--- START GIVEN ENTRIES ---

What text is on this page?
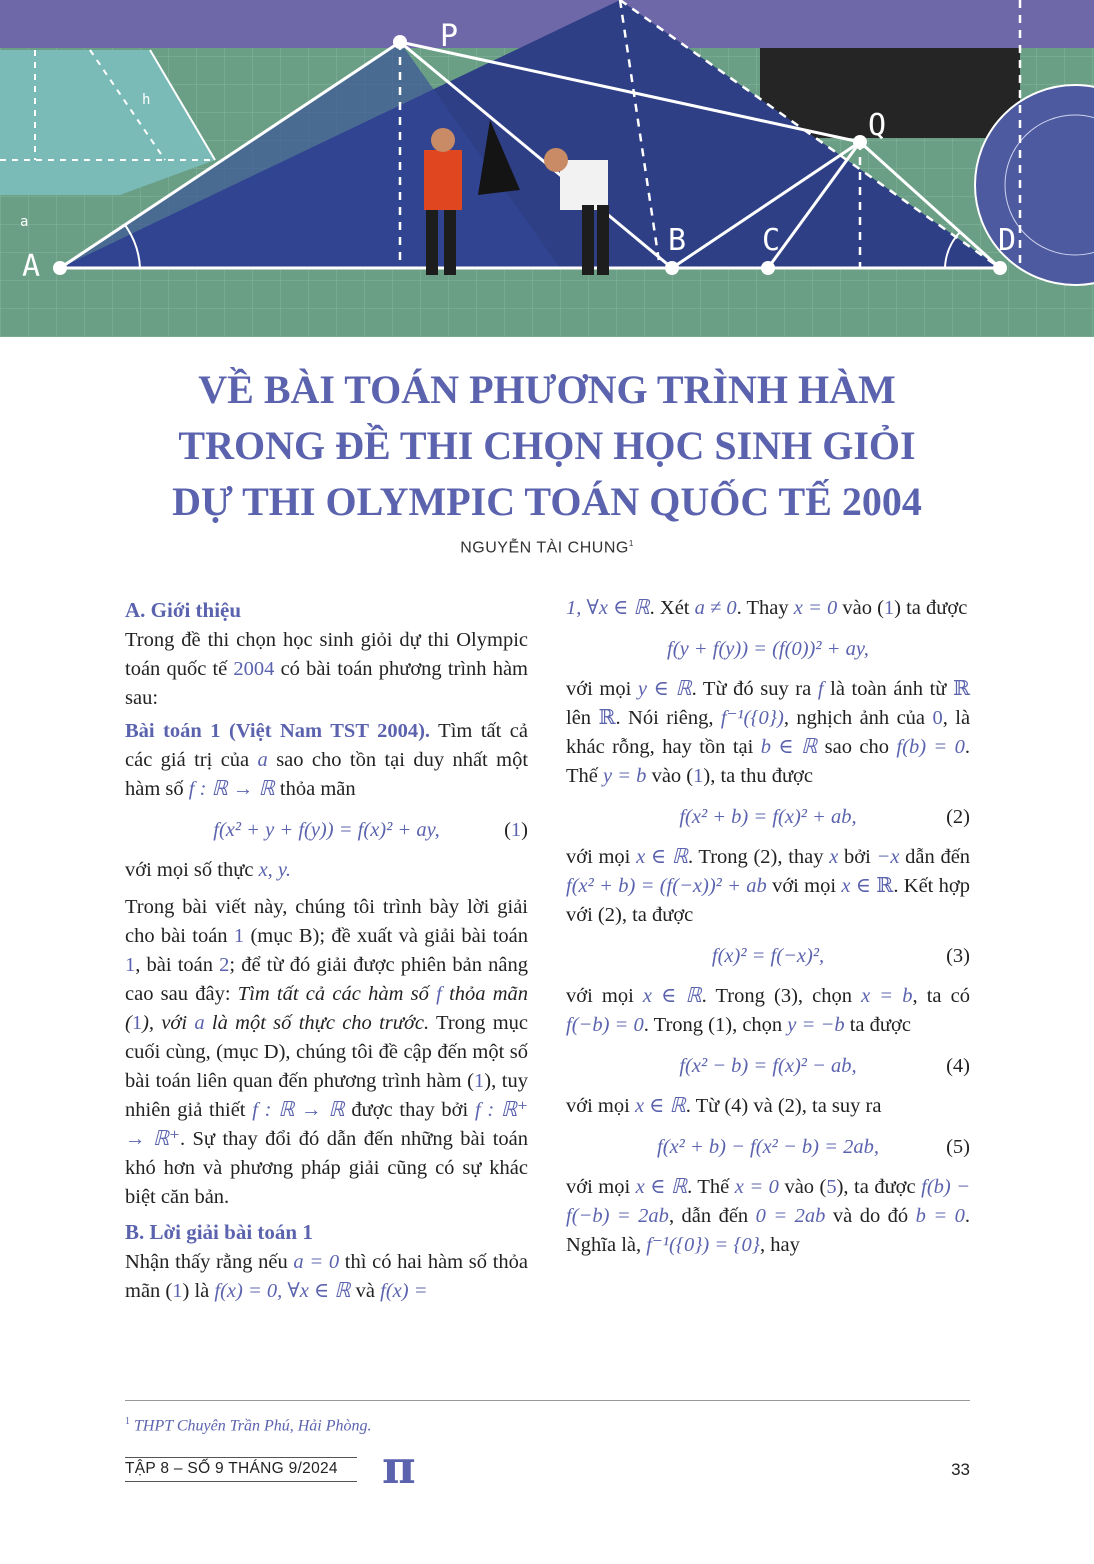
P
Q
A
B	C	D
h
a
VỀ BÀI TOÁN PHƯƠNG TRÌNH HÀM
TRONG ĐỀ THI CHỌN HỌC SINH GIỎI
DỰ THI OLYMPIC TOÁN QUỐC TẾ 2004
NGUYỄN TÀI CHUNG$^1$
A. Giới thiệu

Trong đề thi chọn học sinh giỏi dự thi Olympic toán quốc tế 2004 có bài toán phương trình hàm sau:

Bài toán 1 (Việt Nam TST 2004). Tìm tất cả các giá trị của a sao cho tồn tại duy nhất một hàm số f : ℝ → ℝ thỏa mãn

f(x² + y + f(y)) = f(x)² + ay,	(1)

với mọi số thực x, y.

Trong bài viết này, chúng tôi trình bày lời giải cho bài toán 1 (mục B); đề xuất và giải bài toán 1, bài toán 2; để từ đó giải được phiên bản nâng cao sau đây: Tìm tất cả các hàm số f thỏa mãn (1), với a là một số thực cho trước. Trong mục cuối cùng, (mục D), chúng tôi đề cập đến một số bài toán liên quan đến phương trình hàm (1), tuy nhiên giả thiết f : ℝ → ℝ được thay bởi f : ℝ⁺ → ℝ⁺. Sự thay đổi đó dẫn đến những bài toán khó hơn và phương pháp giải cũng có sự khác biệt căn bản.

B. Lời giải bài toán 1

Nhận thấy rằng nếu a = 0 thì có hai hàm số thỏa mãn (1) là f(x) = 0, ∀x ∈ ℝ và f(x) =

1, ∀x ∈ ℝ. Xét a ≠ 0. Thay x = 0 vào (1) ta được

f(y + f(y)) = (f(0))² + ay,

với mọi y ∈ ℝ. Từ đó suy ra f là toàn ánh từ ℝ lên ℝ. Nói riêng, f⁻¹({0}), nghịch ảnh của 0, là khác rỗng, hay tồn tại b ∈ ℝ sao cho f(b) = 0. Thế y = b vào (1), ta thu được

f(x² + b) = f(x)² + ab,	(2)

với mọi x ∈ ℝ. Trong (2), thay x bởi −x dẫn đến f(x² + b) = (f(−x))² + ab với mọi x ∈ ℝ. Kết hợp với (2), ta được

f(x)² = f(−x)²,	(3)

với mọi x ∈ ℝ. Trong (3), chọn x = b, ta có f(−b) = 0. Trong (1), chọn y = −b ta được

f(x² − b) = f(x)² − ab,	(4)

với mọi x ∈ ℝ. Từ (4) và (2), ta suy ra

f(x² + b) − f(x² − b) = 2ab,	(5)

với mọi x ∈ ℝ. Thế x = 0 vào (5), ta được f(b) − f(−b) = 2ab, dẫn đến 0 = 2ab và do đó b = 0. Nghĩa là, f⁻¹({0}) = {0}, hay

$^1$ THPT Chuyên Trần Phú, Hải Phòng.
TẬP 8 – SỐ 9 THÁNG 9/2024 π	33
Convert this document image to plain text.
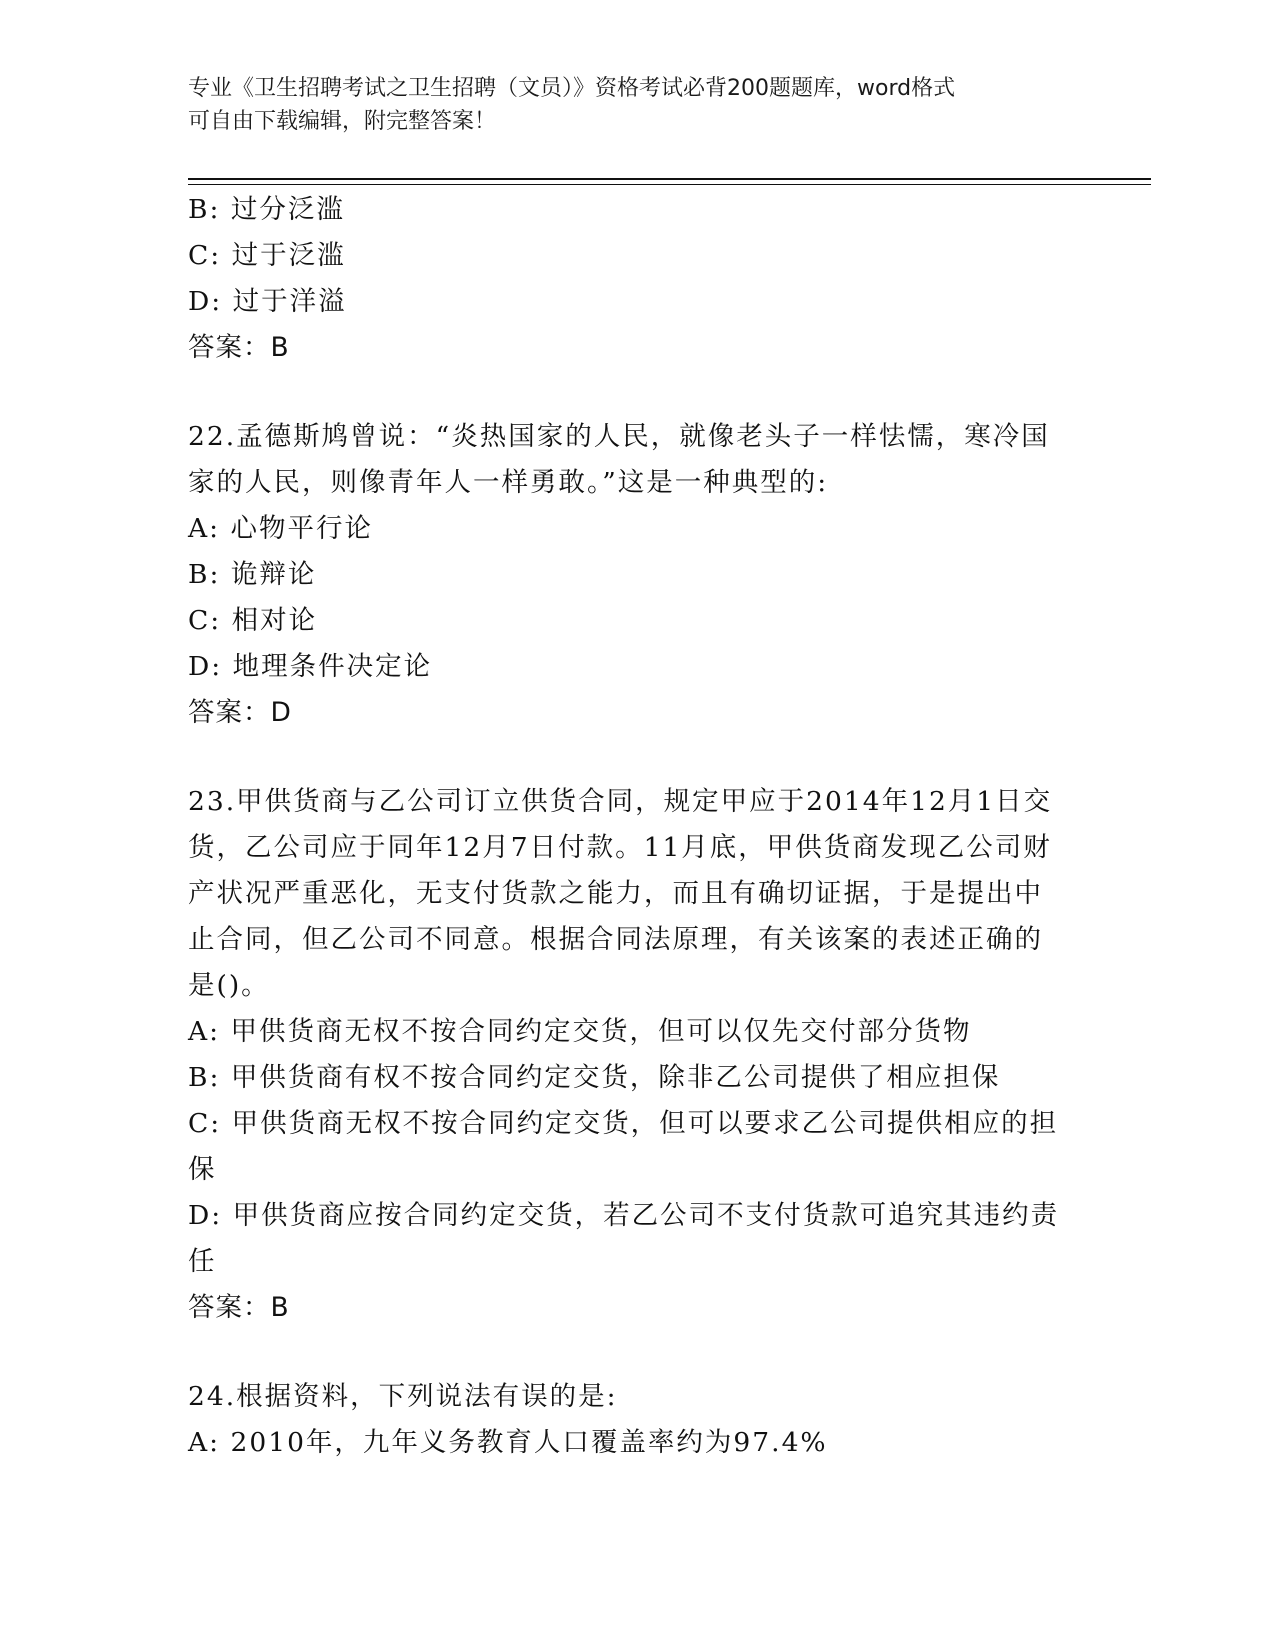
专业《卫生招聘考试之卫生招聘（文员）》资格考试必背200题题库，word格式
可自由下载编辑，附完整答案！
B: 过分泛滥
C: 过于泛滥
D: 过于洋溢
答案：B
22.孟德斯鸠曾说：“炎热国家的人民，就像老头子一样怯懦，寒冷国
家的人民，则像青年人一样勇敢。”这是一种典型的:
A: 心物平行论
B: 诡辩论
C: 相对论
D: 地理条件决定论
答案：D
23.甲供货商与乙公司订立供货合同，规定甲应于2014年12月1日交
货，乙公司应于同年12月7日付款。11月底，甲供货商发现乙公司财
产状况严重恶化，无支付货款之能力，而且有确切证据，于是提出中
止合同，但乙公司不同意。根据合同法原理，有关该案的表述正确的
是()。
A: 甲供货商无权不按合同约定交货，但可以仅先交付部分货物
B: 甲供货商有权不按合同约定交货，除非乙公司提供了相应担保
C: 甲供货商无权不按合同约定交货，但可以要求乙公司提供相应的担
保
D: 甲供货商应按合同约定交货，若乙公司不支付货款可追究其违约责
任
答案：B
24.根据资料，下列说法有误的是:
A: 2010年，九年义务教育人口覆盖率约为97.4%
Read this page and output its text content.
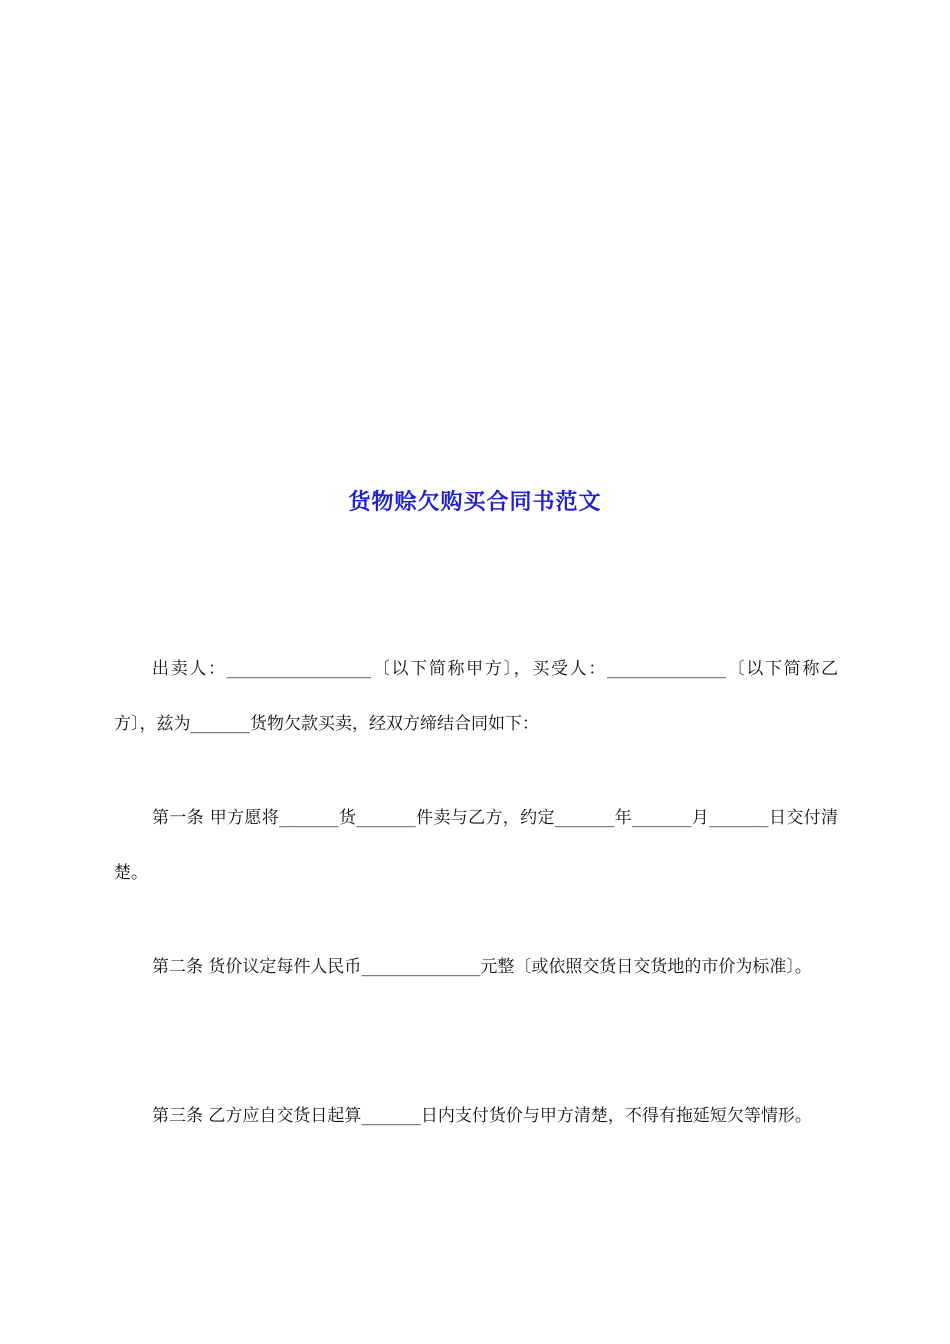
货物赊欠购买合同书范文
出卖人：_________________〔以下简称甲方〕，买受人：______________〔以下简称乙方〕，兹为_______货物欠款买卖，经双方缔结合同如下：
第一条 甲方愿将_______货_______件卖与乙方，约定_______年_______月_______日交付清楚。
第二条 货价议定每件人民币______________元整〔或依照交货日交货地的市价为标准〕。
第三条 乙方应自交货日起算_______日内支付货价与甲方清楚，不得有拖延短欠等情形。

--- END GIVEN ENTRIES ---

TASK BRIEF: Find the line with "Read this page and output its text content." in the listing and extract it and all lines after it through the end, exactly, without the pictures.

FINISHED ANSWER:
Read this page and output its text content.
货物赊欠购买合同书范文
出卖人：_________________〔以下简称甲方〕，买受人：______________〔以下简称乙方〕，兹为_______货物欠款买卖，经双方缔结合同如下：
第一条 甲方愿将_______货_______件卖与乙方，约定_______年_______月_______日交付清楚。
第二条 货价议定每件人民币______________元整〔或依照交货日交货地的市价为标准〕。
第三条 乙方应自交货日起算_______日内支付货价与甲方清楚，不得有拖延短欠等情形。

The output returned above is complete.